BEGIN Data for the task
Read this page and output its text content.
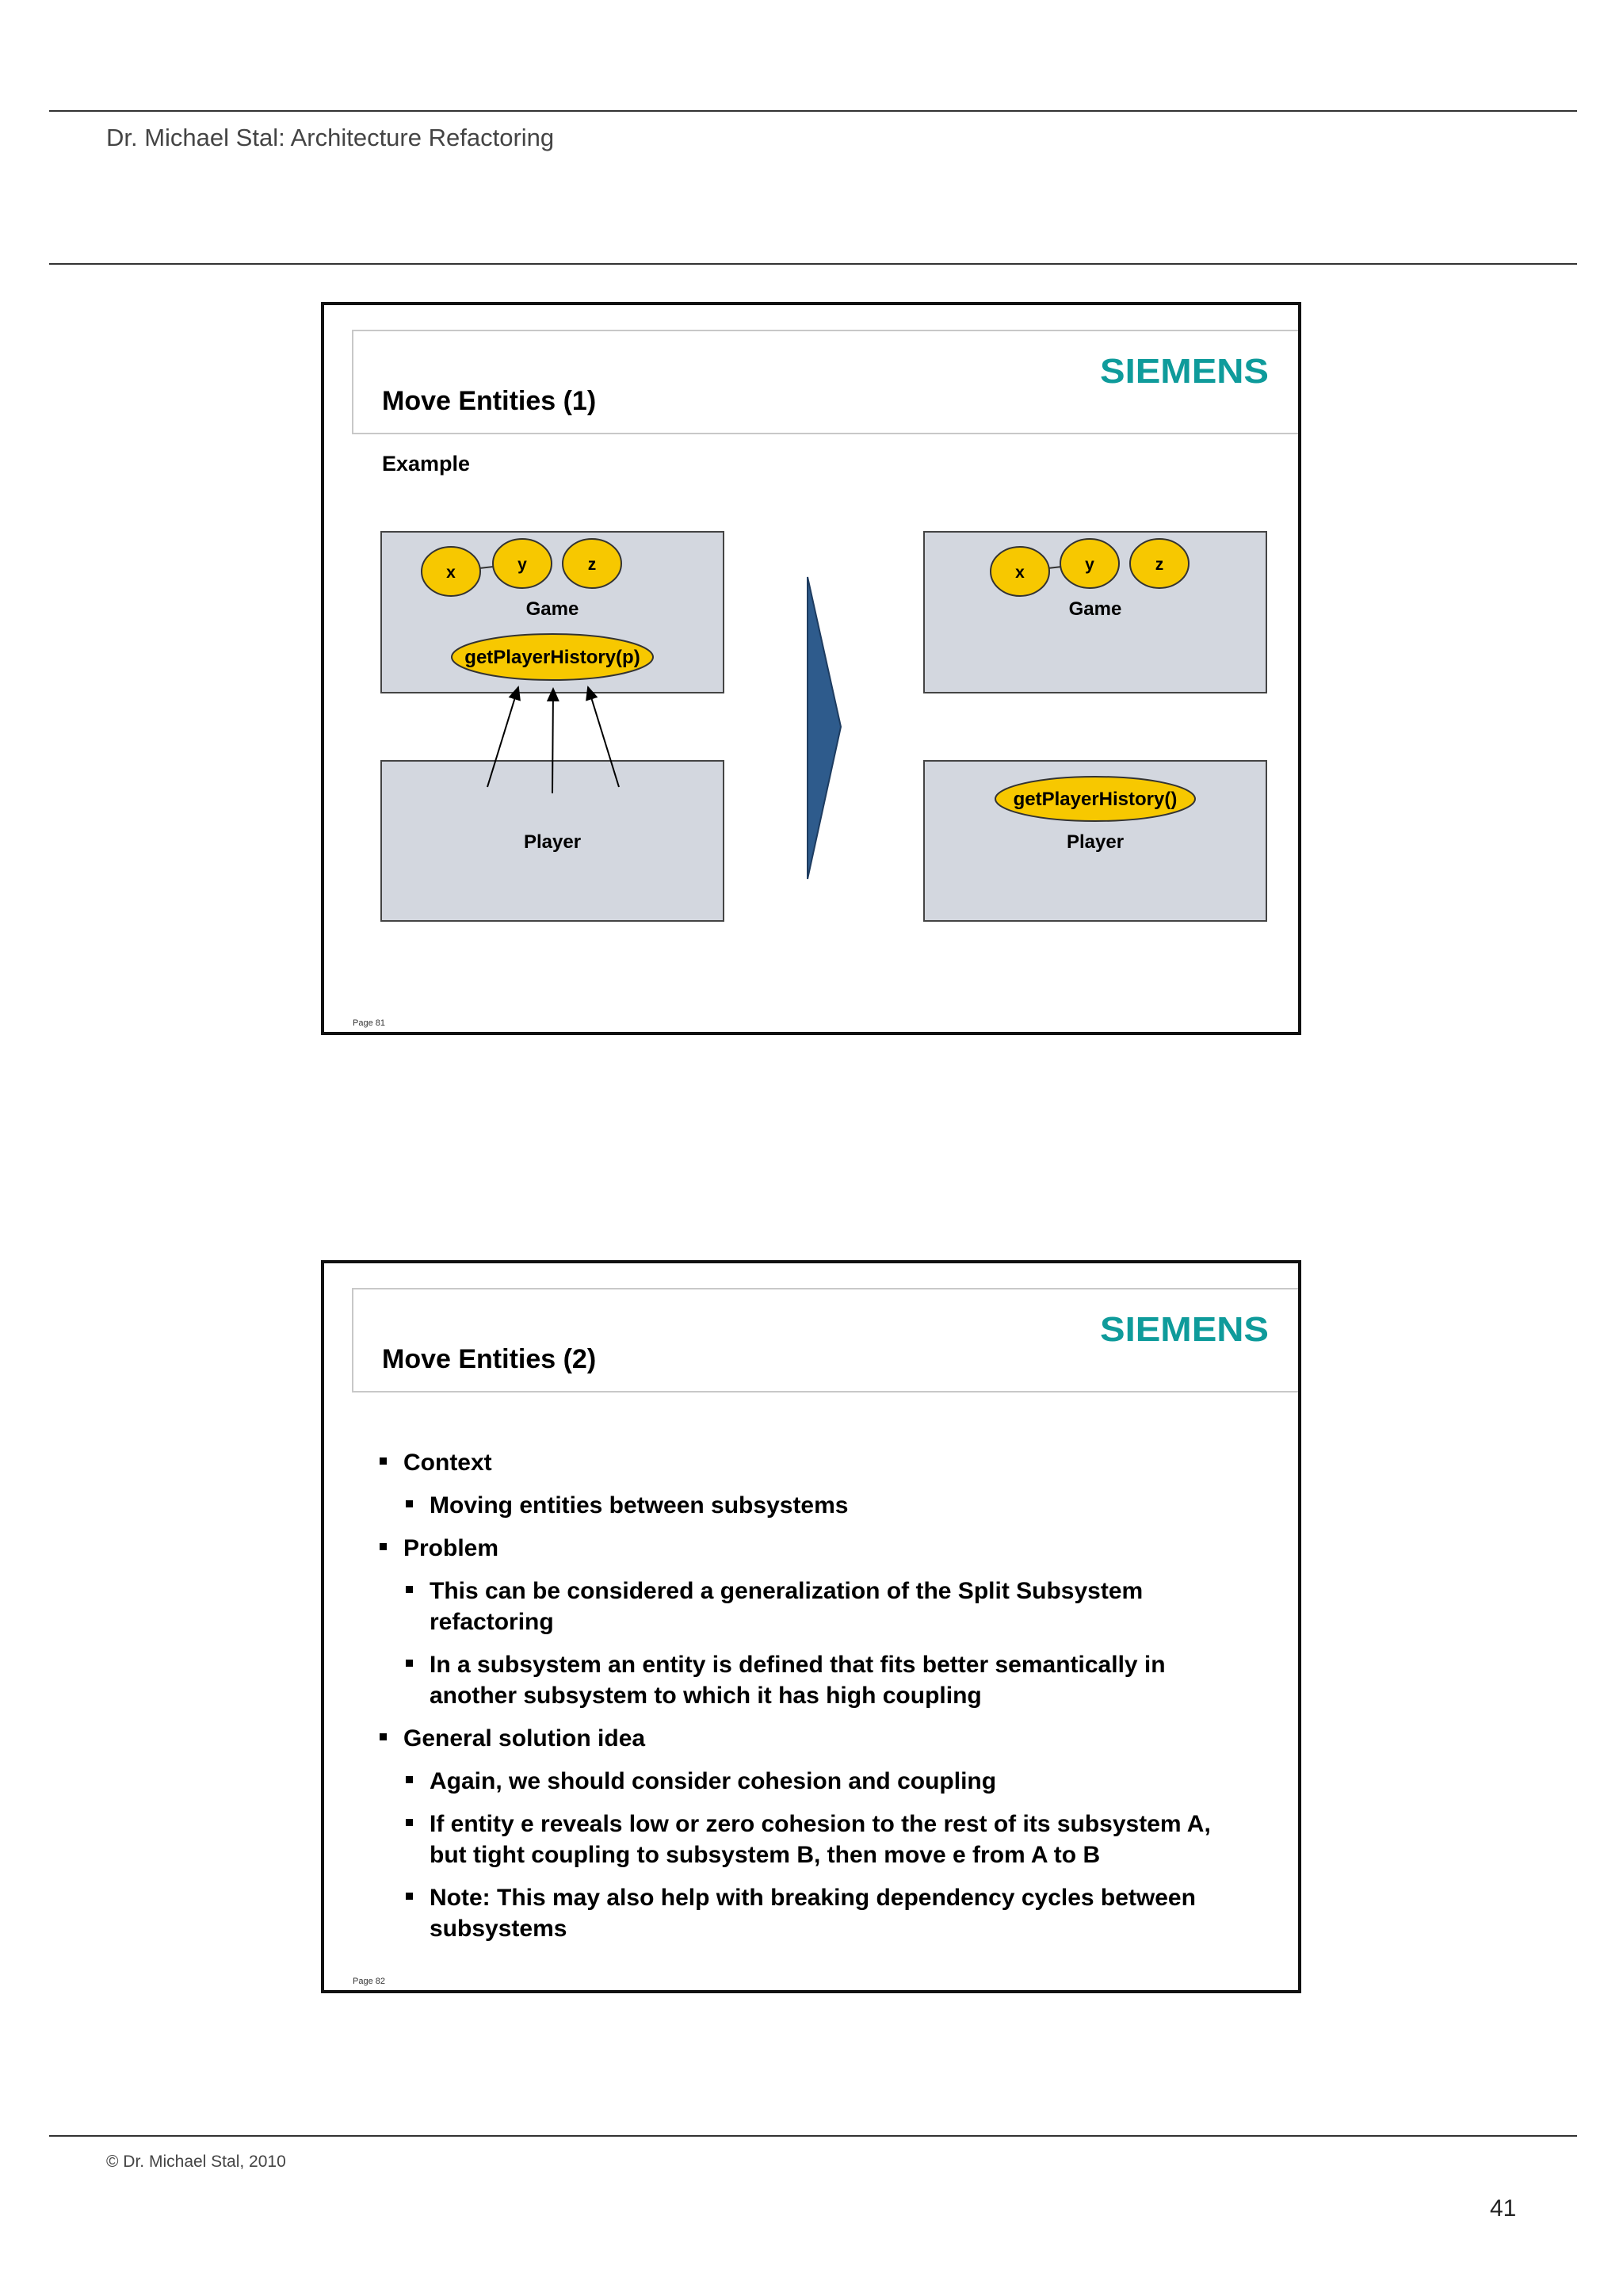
Dr. Michael Stal: Architecture Refactoring
SIEMENS
Move Entities (1)
Example
x	y	z
Game
getPlayerHistory(p)
Player
x	y	z
Game
getPlayerHistory()
Player
Page 81
SIEMENS
Move Entities (2)
Context
Moving entities between subsystems
Problem
This can be considered a generalization of the Split Subsystem refactoring
In a subsystem an entity is defined that fits better semantically in another subsystem to which it has high coupling
General solution idea
Again, we should consider cohesion and coupling
If entity e reveals low or zero cohesion to the rest of its subsystem A, but tight coupling to subsystem B, then move e from A to B
Note: This may also help with breaking dependency cycles between subsystems
Page 82
© Dr. Michael Stal, 2010
41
END Data for the task
Directions for this task: Take every line above carrying "Michael" and return it.

Full output:
Dr. Michael Stal: Architecture Refactoring
© Dr. Michael Stal, 2010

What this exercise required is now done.